* Given entries:

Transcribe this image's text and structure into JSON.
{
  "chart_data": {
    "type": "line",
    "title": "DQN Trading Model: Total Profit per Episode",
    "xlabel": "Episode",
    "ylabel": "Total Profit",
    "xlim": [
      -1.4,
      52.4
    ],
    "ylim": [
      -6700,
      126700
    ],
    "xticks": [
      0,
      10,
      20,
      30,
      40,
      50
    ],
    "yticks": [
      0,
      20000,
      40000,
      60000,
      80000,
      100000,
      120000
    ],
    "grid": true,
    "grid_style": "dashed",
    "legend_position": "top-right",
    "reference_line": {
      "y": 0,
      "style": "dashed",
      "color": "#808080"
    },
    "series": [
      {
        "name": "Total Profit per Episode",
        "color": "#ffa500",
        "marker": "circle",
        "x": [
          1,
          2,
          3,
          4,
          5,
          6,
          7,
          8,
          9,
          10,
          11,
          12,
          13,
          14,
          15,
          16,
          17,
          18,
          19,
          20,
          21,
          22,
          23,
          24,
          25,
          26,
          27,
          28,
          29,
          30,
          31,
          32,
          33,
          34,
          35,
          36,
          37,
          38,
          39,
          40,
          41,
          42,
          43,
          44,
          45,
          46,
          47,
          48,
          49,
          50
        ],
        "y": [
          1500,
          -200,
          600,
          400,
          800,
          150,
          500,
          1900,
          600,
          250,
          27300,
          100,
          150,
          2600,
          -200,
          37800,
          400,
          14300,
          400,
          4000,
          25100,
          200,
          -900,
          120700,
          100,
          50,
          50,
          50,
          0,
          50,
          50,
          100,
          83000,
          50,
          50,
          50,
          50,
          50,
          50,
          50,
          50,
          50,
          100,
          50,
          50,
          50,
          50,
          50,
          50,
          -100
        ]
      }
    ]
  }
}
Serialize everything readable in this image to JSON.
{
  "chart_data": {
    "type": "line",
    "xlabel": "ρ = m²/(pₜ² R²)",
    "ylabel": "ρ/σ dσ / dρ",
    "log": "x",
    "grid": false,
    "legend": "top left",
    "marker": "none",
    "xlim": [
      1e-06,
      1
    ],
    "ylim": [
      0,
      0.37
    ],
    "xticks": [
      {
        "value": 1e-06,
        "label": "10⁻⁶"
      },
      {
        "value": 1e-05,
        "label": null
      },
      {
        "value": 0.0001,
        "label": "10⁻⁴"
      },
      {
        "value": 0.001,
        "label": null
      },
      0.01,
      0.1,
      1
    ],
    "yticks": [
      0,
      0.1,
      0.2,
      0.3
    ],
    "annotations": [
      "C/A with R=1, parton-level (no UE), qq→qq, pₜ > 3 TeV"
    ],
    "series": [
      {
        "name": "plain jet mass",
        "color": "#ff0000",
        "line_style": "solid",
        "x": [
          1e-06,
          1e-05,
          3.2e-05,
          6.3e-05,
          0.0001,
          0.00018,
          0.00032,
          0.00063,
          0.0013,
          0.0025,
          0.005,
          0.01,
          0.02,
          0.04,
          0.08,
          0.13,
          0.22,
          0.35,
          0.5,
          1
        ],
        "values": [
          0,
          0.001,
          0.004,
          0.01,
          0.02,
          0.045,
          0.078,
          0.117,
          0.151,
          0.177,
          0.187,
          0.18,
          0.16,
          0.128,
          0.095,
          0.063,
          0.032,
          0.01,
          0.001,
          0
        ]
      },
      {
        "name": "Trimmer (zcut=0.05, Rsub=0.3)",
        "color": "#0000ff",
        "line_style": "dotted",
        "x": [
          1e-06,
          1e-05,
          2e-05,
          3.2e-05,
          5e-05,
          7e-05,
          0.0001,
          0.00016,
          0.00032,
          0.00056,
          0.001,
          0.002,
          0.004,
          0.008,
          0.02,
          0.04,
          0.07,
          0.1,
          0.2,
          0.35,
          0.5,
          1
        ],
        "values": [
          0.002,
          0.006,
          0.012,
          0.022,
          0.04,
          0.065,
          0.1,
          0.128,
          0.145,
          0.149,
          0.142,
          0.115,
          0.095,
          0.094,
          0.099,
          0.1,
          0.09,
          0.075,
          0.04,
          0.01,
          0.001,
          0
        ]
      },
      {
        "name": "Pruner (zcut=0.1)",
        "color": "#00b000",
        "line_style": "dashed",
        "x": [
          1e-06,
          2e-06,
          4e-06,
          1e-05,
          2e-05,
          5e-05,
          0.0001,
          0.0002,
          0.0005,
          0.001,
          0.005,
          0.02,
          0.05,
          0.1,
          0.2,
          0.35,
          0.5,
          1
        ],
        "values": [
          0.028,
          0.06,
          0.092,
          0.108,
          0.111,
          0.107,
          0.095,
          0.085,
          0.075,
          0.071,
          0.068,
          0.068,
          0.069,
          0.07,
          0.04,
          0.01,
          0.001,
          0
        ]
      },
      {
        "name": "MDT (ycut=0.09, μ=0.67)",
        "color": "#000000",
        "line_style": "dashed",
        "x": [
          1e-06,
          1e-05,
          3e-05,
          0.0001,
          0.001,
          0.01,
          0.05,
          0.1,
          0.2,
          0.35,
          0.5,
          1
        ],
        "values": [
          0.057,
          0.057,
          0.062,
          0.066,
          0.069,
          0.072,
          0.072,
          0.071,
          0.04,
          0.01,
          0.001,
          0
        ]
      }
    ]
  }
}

* Task statement:
Select every line in the records above that contains the word "JSON".

* Solution:
Transcribe this image's text and structure into JSON.
Serialize everything readable in this image to JSON.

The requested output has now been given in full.